Given request: Identify and reproduce every line holding the string "ΣΤΟΙΧΕΙΑ".

The data:
============================================================

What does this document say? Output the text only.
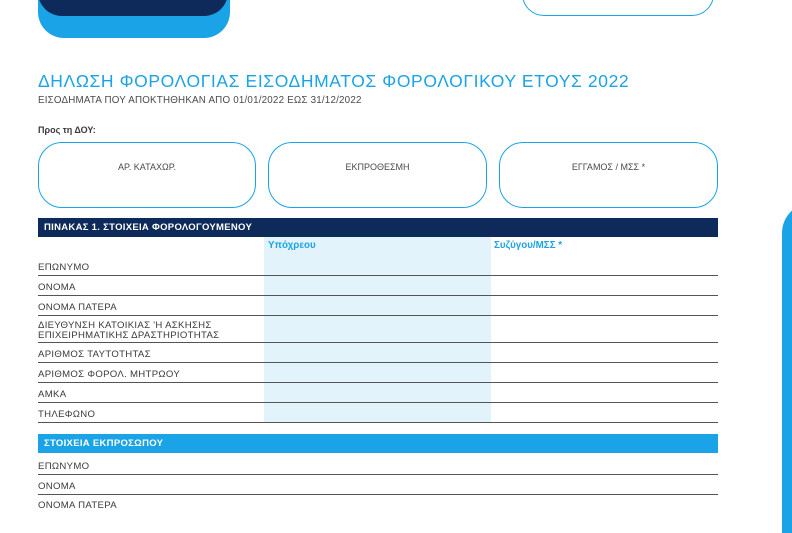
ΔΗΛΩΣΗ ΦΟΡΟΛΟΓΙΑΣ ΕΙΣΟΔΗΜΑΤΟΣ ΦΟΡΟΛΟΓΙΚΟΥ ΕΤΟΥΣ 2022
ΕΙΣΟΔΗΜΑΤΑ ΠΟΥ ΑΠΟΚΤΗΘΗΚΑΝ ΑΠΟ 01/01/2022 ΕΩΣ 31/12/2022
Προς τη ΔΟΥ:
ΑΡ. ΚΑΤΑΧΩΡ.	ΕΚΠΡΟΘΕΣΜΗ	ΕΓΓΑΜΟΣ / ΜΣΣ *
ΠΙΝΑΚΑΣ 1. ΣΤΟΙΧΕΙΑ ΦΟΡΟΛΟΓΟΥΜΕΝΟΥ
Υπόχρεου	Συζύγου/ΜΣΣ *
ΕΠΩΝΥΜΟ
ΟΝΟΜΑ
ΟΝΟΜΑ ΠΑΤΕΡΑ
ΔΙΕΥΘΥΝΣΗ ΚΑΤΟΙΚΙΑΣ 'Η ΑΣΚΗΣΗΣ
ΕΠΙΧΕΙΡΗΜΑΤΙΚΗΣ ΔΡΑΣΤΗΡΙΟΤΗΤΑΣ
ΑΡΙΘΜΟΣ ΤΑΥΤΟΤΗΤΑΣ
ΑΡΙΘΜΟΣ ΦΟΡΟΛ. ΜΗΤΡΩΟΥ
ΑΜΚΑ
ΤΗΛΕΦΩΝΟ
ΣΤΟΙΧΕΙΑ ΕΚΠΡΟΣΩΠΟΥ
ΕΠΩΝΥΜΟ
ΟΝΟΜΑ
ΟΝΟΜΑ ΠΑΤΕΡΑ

============================================================

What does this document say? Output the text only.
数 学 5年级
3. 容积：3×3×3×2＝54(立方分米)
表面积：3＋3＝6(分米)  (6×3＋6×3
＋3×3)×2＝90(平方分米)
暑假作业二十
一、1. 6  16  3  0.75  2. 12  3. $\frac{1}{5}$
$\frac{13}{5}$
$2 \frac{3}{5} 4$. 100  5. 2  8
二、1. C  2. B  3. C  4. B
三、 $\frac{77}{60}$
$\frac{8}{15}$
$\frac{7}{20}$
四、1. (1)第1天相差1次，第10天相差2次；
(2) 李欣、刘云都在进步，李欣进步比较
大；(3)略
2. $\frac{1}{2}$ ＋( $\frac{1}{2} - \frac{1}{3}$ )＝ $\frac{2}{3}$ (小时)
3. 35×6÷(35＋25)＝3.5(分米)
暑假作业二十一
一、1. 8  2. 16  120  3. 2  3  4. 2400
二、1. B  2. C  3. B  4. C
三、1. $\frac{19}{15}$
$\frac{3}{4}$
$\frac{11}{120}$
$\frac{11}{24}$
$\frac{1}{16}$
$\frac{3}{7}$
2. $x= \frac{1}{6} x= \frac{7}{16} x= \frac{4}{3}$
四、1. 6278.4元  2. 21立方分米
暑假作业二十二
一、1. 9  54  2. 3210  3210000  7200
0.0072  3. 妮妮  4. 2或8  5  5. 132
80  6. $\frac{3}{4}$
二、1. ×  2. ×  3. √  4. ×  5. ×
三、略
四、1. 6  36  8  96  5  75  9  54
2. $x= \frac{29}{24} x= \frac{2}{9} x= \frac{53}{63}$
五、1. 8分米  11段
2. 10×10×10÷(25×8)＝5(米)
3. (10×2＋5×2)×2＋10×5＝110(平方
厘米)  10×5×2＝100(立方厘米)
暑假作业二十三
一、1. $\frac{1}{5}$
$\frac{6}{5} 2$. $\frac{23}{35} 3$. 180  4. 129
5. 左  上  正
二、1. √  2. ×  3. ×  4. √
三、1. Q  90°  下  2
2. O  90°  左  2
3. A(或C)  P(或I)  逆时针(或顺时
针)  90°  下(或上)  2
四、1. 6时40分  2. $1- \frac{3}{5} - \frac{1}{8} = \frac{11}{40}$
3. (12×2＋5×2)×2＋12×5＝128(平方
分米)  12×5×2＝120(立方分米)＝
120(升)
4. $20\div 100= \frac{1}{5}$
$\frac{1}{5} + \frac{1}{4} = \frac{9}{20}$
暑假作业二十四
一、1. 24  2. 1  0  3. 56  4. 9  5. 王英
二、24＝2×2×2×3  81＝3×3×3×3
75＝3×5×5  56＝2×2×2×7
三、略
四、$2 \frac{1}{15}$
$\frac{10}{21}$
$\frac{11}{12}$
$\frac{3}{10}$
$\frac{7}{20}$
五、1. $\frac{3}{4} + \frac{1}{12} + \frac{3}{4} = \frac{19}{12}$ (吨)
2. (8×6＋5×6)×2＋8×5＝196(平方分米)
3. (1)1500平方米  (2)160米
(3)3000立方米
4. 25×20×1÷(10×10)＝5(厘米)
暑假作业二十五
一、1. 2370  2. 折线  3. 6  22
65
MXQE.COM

============================================================

Answer in full:
ΠΙΝΑΚΑΣ 1. ΣΤΟΙΧΕΙΑ ΦΟΡΟΛΟΓΟΥΜΕΝΟΥ
ΣΤΟΙΧΕΙΑ ΕΚΠΡΟΣΩΠΟΥ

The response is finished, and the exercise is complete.